### TASK DETAILS:
Reproduce each line of the material precisely.

——

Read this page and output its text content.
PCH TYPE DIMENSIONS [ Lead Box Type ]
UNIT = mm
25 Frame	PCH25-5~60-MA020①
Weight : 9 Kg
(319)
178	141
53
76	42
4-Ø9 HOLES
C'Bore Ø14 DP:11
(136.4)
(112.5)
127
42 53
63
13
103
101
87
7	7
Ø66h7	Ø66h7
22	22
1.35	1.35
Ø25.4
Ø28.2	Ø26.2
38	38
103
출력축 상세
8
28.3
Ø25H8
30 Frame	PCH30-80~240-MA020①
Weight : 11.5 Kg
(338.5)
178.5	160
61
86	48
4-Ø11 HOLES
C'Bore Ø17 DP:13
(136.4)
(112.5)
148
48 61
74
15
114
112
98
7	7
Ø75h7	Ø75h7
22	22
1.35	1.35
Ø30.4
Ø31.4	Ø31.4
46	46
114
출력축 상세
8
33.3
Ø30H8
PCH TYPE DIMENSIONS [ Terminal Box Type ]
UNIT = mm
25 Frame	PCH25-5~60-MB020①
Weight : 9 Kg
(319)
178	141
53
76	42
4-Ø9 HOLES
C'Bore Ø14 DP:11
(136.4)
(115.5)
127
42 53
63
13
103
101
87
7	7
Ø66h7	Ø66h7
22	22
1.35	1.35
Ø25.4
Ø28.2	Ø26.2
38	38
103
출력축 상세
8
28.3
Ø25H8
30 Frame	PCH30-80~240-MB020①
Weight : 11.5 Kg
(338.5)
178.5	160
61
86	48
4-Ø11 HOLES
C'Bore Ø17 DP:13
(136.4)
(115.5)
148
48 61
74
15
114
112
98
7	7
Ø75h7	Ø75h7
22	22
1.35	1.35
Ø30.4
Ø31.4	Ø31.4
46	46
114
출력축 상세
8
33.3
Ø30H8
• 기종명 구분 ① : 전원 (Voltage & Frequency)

——

### ANSWER FOR THE TASK:
Read this page and output its text content.
PCH TYPE DIMENSIONS [ Lead Box Type ]
UNIT = mm
25 Frame	PCH25-5~60-MA020①
Weight : 9 Kg
(319)
178	141
53
76	42
4-Ø9 HOLES
C'Bore Ø14 DP:11
(136.4)
(112.5)
127
42 53
63
13
103
101
87
7	7
Ø66h7	Ø66h7
22	22
1.35	1.35
Ø25.4
Ø28.2	Ø26.2
38	38
103
출력축 상세
8
28.3
Ø25H8
30 Frame	PCH30-80~240-MA020①
Weight : 11.5 Kg
(338.5)
178.5	160
61
86	48
4-Ø11 HOLES
C'Bore Ø17 DP:13
(136.4)
(112.5)
148
48 61
74
15
114
112
98
7	7
Ø75h7	Ø75h7
22	22
1.35	1.35
Ø30.4
Ø31.4	Ø31.4
46	46
114
출력축 상세
8
33.3
Ø30H8
PCH TYPE DIMENSIONS [ Terminal Box Type ]
UNIT = mm
25 Frame	PCH25-5~60-MB020①
Weight : 9 Kg
(319)
178	141
53
76	42
4-Ø9 HOLES
C'Bore Ø14 DP:11
(136.4)
(115.5)
127
42 53
63
13
103
101
87
7	7
Ø66h7	Ø66h7
22	22
1.35	1.35
Ø25.4
Ø28.2	Ø26.2
38	38
103
출력축 상세
8
28.3
Ø25H8
30 Frame	PCH30-80~240-MB020①
Weight : 11.5 Kg
(338.5)
178.5	160
61
86	48
4-Ø11 HOLES
C'Bore Ø17 DP:13
(136.4)
(115.5)
148
48 61
74
15
114
112
98
7	7
Ø75h7	Ø75h7
22	22
1.35	1.35
Ø30.4
Ø31.4	Ø31.4
46	46
114
출력축 상세
8
33.3
Ø30H8
• 기종명 구분 ① : 전원 (Voltage & Frequency)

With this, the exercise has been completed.